- Task directions
Reproduce the material below, replacing "Intensities (scaled)" with "Relative intensity" and leaving everything else unchanged.

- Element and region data
--- start ---
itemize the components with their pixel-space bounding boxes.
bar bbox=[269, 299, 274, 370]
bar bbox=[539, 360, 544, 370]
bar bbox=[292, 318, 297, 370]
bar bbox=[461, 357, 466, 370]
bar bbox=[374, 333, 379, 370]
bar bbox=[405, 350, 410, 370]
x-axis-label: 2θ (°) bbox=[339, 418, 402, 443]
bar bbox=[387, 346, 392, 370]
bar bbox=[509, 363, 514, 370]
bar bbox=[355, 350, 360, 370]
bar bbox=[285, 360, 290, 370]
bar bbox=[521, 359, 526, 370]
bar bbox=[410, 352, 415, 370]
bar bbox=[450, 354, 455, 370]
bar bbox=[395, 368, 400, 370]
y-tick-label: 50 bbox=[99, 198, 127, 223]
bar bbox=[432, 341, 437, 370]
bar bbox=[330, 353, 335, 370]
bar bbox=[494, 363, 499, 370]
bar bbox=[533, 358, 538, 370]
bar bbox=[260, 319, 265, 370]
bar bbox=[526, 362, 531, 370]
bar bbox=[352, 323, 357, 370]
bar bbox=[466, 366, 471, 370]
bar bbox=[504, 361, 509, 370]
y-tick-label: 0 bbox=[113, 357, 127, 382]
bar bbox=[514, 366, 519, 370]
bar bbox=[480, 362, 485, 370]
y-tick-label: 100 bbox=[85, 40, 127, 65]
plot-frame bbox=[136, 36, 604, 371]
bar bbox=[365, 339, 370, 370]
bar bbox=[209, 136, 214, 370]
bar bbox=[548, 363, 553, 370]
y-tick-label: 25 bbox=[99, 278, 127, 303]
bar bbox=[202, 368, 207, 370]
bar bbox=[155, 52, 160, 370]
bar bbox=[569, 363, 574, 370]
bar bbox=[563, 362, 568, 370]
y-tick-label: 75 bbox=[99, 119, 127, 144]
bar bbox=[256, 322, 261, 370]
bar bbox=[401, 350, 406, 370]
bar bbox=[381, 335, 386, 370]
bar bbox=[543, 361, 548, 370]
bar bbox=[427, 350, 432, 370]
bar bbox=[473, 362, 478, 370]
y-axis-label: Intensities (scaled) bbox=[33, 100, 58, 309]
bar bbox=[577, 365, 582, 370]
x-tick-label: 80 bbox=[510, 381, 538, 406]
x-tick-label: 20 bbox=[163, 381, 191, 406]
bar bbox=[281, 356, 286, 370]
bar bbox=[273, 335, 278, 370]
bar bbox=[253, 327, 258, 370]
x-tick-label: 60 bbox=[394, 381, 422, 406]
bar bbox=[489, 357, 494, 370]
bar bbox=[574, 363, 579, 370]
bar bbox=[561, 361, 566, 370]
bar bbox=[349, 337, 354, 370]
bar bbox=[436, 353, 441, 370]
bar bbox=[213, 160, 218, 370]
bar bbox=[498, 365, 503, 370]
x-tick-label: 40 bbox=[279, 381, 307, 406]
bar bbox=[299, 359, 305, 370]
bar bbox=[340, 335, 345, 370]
--- end ---
- The response
itemize the components with their pixel-space bounding boxes.
bar bbox=[269, 299, 274, 370]
bar bbox=[539, 360, 544, 370]
bar bbox=[292, 318, 297, 370]
bar bbox=[461, 357, 466, 370]
bar bbox=[374, 333, 379, 370]
bar bbox=[405, 350, 410, 370]
x-axis-label: 2θ (°) bbox=[339, 418, 402, 443]
bar bbox=[387, 346, 392, 370]
bar bbox=[509, 363, 514, 370]
bar bbox=[355, 350, 360, 370]
bar bbox=[285, 360, 290, 370]
bar bbox=[521, 359, 526, 370]
bar bbox=[410, 352, 415, 370]
bar bbox=[450, 354, 455, 370]
bar bbox=[395, 368, 400, 370]
y-tick-label: 50 bbox=[99, 198, 127, 223]
bar bbox=[432, 341, 437, 370]
bar bbox=[330, 353, 335, 370]
bar bbox=[494, 363, 499, 370]
bar bbox=[533, 358, 538, 370]
bar bbox=[260, 319, 265, 370]
bar bbox=[526, 362, 531, 370]
bar bbox=[352, 323, 357, 370]
bar bbox=[466, 366, 471, 370]
bar bbox=[504, 361, 509, 370]
y-tick-label: 0 bbox=[113, 357, 127, 382]
bar bbox=[514, 366, 519, 370]
bar bbox=[480, 362, 485, 370]
y-tick-label: 100 bbox=[85, 40, 127, 65]
plot-frame bbox=[136, 36, 604, 371]
bar bbox=[365, 339, 370, 370]
bar bbox=[209, 136, 214, 370]
bar bbox=[548, 363, 553, 370]
y-tick-label: 25 bbox=[99, 278, 127, 303]
bar bbox=[202, 368, 207, 370]
bar bbox=[155, 52, 160, 370]
bar bbox=[569, 363, 574, 370]
bar bbox=[563, 362, 568, 370]
y-tick-label: 75 bbox=[99, 119, 127, 144]
bar bbox=[256, 322, 261, 370]
bar bbox=[401, 350, 406, 370]
bar bbox=[381, 335, 386, 370]
bar bbox=[543, 361, 548, 370]
bar bbox=[427, 350, 432, 370]
bar bbox=[473, 362, 478, 370]
y-axis-label: Relative intensity bbox=[33, 100, 58, 309]
bar bbox=[577, 365, 582, 370]
x-tick-label: 80 bbox=[510, 381, 538, 406]
x-tick-label: 20 bbox=[163, 381, 191, 406]
bar bbox=[281, 356, 286, 370]
bar bbox=[273, 335, 278, 370]
bar bbox=[253, 327, 258, 370]
x-tick-label: 60 bbox=[394, 381, 422, 406]
bar bbox=[489, 357, 494, 370]
bar bbox=[574, 363, 579, 370]
bar bbox=[561, 361, 566, 370]
bar bbox=[349, 337, 354, 370]
bar bbox=[436, 353, 441, 370]
bar bbox=[213, 160, 218, 370]
bar bbox=[498, 365, 503, 370]
x-tick-label: 40 bbox=[279, 381, 307, 406]
bar bbox=[299, 359, 305, 370]
bar bbox=[340, 335, 345, 370]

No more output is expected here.